Take every line where the string "communities" appears and copy it.

Extracted data entries:
--- --- ---

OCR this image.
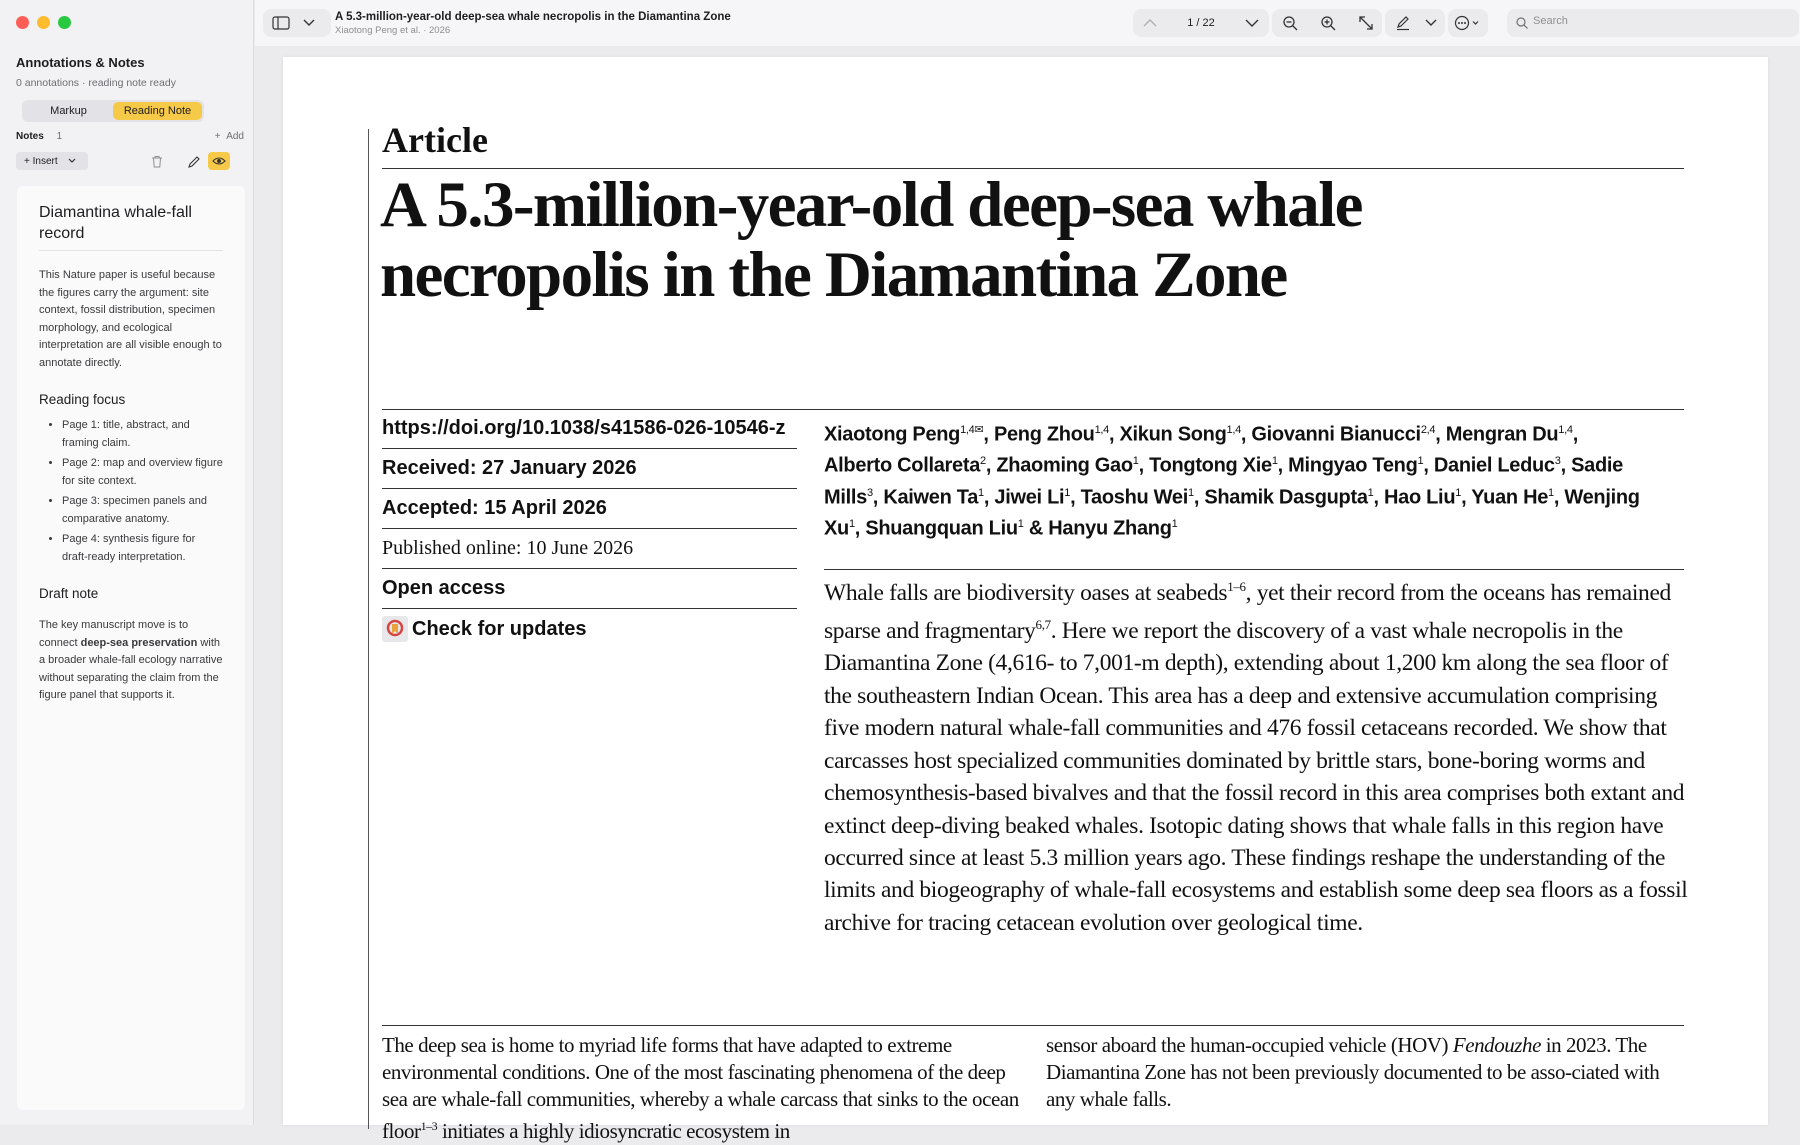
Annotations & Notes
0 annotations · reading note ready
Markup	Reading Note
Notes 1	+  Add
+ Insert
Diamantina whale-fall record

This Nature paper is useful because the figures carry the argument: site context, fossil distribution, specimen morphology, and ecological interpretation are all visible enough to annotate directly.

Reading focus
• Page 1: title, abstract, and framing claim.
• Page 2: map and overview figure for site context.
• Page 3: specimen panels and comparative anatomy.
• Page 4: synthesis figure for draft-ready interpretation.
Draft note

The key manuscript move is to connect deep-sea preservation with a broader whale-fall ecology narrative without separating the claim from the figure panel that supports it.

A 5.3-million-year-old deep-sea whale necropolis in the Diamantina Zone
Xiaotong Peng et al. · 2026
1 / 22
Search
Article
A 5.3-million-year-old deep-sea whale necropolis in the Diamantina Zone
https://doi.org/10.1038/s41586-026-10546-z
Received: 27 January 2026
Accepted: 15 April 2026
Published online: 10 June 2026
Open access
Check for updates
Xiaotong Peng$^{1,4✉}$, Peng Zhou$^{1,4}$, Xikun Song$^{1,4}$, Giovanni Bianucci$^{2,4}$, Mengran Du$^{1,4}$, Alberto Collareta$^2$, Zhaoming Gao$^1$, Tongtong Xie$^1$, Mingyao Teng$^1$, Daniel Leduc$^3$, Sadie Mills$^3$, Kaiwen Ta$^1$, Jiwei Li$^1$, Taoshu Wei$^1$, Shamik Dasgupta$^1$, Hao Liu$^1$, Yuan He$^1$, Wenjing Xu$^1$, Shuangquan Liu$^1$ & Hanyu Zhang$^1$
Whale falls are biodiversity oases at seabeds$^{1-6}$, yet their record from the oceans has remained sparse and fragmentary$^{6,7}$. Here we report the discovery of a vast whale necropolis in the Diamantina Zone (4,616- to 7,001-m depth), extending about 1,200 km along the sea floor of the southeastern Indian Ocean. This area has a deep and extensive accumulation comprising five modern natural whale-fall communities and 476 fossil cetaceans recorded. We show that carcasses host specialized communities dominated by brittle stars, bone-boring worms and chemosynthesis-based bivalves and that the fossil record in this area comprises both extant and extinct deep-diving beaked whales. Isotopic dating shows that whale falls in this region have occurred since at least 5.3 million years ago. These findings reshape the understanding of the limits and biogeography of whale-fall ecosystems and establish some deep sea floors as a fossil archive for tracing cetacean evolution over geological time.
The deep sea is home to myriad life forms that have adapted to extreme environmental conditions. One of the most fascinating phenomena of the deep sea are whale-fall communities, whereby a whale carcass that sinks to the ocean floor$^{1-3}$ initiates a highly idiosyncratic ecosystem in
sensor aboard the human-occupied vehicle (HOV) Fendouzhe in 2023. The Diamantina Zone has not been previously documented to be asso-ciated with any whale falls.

--- --- ---

§ Response
Whale falls are biodiversity oases at seabeds$^{1-6}$, yet their record from the oceans has remained sparse and fragmentary$^{6,7}$. Here we report the discovery of a vast whale necropolis in the Diamantina Zone (4,616- to 7,001-m depth), extending about 1,200 km along the sea floor of the southeastern Indian Ocean. This area has a deep and extensive accumulation comprising five modern natural whale-fall communities and 476 fossil cetaceans recorded. We show that carcasses host specialized communities dominated by brittle stars, bone-boring worms and chemosynthesis-based bivalves and that the fossil record in this area comprises both extant and extinct deep-diving beaked whales. Isotopic dating shows that whale falls in this region have occurred since at least 5.3 million years ago. These findings reshape the understanding of the limits and biogeography of whale-fall ecosystems and establish some deep sea floors as a fossil archive for tracing cetacean evolution over geological time.
The deep sea is home to myriad life forms that have adapted to extreme environmental conditions. One of the most fascinating phenomena of the deep sea are whale-fall communities, whereby a whale carcass that sinks to the ocean floor$^{1-3}$ initiates a highly idiosyncratic ecosystem in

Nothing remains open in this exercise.